— Begin DATA PROVIDED —

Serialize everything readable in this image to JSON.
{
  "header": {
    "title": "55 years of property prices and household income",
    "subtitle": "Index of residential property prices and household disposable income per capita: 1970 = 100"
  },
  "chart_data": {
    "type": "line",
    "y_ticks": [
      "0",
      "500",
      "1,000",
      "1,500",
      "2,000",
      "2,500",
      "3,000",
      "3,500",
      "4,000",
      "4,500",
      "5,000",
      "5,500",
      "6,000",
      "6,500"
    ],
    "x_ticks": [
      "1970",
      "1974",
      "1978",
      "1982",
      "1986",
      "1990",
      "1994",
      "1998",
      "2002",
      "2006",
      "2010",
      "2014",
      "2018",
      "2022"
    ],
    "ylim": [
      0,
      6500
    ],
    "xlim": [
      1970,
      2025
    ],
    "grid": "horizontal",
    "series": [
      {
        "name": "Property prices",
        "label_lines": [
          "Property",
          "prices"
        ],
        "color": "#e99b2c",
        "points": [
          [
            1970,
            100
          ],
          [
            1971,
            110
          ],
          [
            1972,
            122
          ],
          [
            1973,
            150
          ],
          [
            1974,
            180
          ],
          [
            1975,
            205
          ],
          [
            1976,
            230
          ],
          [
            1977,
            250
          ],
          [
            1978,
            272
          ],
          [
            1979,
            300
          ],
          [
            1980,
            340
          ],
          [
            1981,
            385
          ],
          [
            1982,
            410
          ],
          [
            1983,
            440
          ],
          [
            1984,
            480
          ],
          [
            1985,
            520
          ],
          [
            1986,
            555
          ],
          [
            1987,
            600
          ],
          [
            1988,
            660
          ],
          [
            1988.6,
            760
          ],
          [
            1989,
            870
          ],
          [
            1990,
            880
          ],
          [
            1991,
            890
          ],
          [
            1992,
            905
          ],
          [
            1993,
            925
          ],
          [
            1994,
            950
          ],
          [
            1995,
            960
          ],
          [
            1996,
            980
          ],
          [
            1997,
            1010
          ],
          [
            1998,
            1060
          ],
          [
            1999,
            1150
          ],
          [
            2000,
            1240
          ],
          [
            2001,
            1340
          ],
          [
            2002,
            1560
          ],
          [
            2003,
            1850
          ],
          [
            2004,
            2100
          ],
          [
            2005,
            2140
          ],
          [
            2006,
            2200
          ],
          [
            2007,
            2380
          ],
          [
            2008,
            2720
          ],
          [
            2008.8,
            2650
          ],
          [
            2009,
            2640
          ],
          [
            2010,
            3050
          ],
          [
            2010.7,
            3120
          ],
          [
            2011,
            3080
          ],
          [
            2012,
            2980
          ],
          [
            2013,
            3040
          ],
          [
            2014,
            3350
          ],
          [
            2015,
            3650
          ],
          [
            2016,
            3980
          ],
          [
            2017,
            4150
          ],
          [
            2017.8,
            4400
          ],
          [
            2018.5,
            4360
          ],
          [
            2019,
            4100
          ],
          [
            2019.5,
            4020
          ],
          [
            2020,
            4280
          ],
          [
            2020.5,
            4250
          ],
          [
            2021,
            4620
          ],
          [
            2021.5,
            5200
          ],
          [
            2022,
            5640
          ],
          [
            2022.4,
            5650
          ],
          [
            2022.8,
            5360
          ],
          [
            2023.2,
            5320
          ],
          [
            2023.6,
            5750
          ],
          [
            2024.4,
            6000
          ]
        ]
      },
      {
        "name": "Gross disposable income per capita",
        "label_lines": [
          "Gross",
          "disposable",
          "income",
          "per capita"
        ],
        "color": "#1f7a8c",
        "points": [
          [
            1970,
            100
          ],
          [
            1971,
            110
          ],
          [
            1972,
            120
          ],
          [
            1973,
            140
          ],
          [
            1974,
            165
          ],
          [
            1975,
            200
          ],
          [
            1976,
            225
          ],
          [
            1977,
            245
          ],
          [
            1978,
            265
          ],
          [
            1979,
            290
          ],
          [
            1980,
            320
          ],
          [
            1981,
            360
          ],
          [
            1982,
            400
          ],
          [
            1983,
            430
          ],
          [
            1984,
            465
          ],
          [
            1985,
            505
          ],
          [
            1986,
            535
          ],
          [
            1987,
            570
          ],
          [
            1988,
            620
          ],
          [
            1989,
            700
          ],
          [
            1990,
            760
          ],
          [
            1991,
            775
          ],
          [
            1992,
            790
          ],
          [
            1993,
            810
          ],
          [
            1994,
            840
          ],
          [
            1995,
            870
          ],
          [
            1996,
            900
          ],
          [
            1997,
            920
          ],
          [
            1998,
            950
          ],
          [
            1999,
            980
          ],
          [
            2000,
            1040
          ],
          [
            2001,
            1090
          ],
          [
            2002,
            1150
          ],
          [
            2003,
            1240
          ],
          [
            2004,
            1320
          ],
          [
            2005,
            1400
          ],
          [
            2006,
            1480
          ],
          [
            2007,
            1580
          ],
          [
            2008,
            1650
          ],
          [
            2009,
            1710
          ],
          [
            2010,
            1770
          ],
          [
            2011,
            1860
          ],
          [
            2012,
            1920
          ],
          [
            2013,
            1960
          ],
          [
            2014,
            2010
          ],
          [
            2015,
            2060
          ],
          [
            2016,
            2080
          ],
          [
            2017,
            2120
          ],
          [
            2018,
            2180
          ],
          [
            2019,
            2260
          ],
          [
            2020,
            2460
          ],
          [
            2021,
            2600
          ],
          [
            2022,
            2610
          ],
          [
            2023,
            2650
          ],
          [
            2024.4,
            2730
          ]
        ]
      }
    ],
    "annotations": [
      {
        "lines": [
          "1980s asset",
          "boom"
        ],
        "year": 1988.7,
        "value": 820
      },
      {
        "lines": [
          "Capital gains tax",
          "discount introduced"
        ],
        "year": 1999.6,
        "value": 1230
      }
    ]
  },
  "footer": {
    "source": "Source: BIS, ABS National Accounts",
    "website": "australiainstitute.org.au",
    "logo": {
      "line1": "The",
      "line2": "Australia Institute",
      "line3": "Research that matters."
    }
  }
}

— End DATA PROVIDED —

- _TASK DIRECTIONS_
Each record above must be given again exactly.

- _PROBLEM SOLUTION_
Serialize everything readable in this image to JSON.
{
  "header": {
    "title": "55 years of property prices and household income",
    "subtitle": "Index of residential property prices and household disposable income per capita: 1970 = 100"
  },
  "chart_data": {
    "type": "line",
    "y_ticks": [
      "0",
      "500",
      "1,000",
      "1,500",
      "2,000",
      "2,500",
      "3,000",
      "3,500",
      "4,000",
      "4,500",
      "5,000",
      "5,500",
      "6,000",
      "6,500"
    ],
    "x_ticks": [
      "1970",
      "1974",
      "1978",
      "1982",
      "1986",
      "1990",
      "1994",
      "1998",
      "2002",
      "2006",
      "2010",
      "2014",
      "2018",
      "2022"
    ],
    "ylim": [
      0,
      6500
    ],
    "xlim": [
      1970,
      2025
    ],
    "grid": "horizontal",
    "series": [
      {
        "name": "Property prices",
        "label_lines": [
          "Property",
          "prices"
        ],
        "color": "#e99b2c",
        "points": [
          [
            1970,
            100
          ],
          [
            1971,
            110
          ],
          [
            1972,
            122
          ],
          [
            1973,
            150
          ],
          [
            1974,
            180
          ],
          [
            1975,
            205
          ],
          [
            1976,
            230
          ],
          [
            1977,
            250
          ],
          [
            1978,
            272
          ],
          [
            1979,
            300
          ],
          [
            1980,
            340
          ],
          [
            1981,
            385
          ],
          [
            1982,
            410
          ],
          [
            1983,
            440
          ],
          [
            1984,
            480
          ],
          [
            1985,
            520
          ],
          [
            1986,
            555
          ],
          [
            1987,
            600
          ],
          [
            1988,
            660
          ],
          [
            1988.6,
            760
          ],
          [
            1989,
            870
          ],
          [
            1990,
            880
          ],
          [
            1991,
            890
          ],
          [
            1992,
            905
          ],
          [
            1993,
            925
          ],
          [
            1994,
            950
          ],
          [
            1995,
            960
          ],
          [
            1996,
            980
          ],
          [
            1997,
            1010
          ],
          [
            1998,
            1060
          ],
          [
            1999,
            1150
          ],
          [
            2000,
            1240
          ],
          [
            2001,
            1340
          ],
          [
            2002,
            1560
          ],
          [
            2003,
            1850
          ],
          [
            2004,
            2100
          ],
          [
            2005,
            2140
          ],
          [
            2006,
            2200
          ],
          [
            2007,
            2380
          ],
          [
            2008,
            2720
          ],
          [
            2008.8,
            2650
          ],
          [
            2009,
            2640
          ],
          [
            2010,
            3050
          ],
          [
            2010.7,
            3120
          ],
          [
            2011,
            3080
          ],
          [
            2012,
            2980
          ],
          [
            2013,
            3040
          ],
          [
            2014,
            3350
          ],
          [
            2015,
            3650
          ],
          [
            2016,
            3980
          ],
          [
            2017,
            4150
          ],
          [
            2017.8,
            4400
          ],
          [
            2018.5,
            4360
          ],
          [
            2019,
            4100
          ],
          [
            2019.5,
            4020
          ],
          [
            2020,
            4280
          ],
          [
            2020.5,
            4250
          ],
          [
            2021,
            4620
          ],
          [
            2021.5,
            5200
          ],
          [
            2022,
            5640
          ],
          [
            2022.4,
            5650
          ],
          [
            2022.8,
            5360
          ],
          [
            2023.2,
            5320
          ],
          [
            2023.6,
            5750
          ],
          [
            2024.4,
            6000
          ]
        ]
      },
      {
        "name": "Gross disposable income per capita",
        "label_lines": [
          "Gross",
          "disposable",
          "income",
          "per capita"
        ],
        "color": "#1f7a8c",
        "points": [
          [
            1970,
            100
          ],
          [
            1971,
            110
          ],
          [
            1972,
            120
          ],
          [
            1973,
            140
          ],
          [
            1974,
            165
          ],
          [
            1975,
            200
          ],
          [
            1976,
            225
          ],
          [
            1977,
            245
          ],
          [
            1978,
            265
          ],
          [
            1979,
            290
          ],
          [
            1980,
            320
          ],
          [
            1981,
            360
          ],
          [
            1982,
            400
          ],
          [
            1983,
            430
          ],
          [
            1984,
            465
          ],
          [
            1985,
            505
          ],
          [
            1986,
            535
          ],
          [
            1987,
            570
          ],
          [
            1988,
            620
          ],
          [
            1989,
            700
          ],
          [
            1990,
            760
          ],
          [
            1991,
            775
          ],
          [
            1992,
            790
          ],
          [
            1993,
            810
          ],
          [
            1994,
            840
          ],
          [
            1995,
            870
          ],
          [
            1996,
            900
          ],
          [
            1997,
            920
          ],
          [
            1998,
            950
          ],
          [
            1999,
            980
          ],
          [
            2000,
            1040
          ],
          [
            2001,
            1090
          ],
          [
            2002,
            1150
          ],
          [
            2003,
            1240
          ],
          [
            2004,
            1320
          ],
          [
            2005,
            1400
          ],
          [
            2006,
            1480
          ],
          [
            2007,
            1580
          ],
          [
            2008,
            1650
          ],
          [
            2009,
            1710
          ],
          [
            2010,
            1770
          ],
          [
            2011,
            1860
          ],
          [
            2012,
            1920
          ],
          [
            2013,
            1960
          ],
          [
            2014,
            2010
          ],
          [
            2015,
            2060
          ],
          [
            2016,
            2080
          ],
          [
            2017,
            2120
          ],
          [
            2018,
            2180
          ],
          [
            2019,
            2260
          ],
          [
            2020,
            2460
          ],
          [
            2021,
            2600
          ],
          [
            2022,
            2610
          ],
          [
            2023,
            2650
          ],
          [
            2024.4,
            2730
          ]
        ]
      }
    ],
    "annotations": [
      {
        "lines": [
          "1980s asset",
          "boom"
        ],
        "year": 1988.7,
        "value": 820
      },
      {
        "lines": [
          "Capital gains tax",
          "discount introduced"
        ],
        "year": 1999.6,
        "value": 1230
      }
    ]
  },
  "footer": {
    "source": "Source: BIS, ABS National Accounts",
    "website": "australiainstitute.org.au",
    "logo": {
      "line1": "The",
      "line2": "Australia Institute",
      "line3": "Research that matters."
    }
  }
}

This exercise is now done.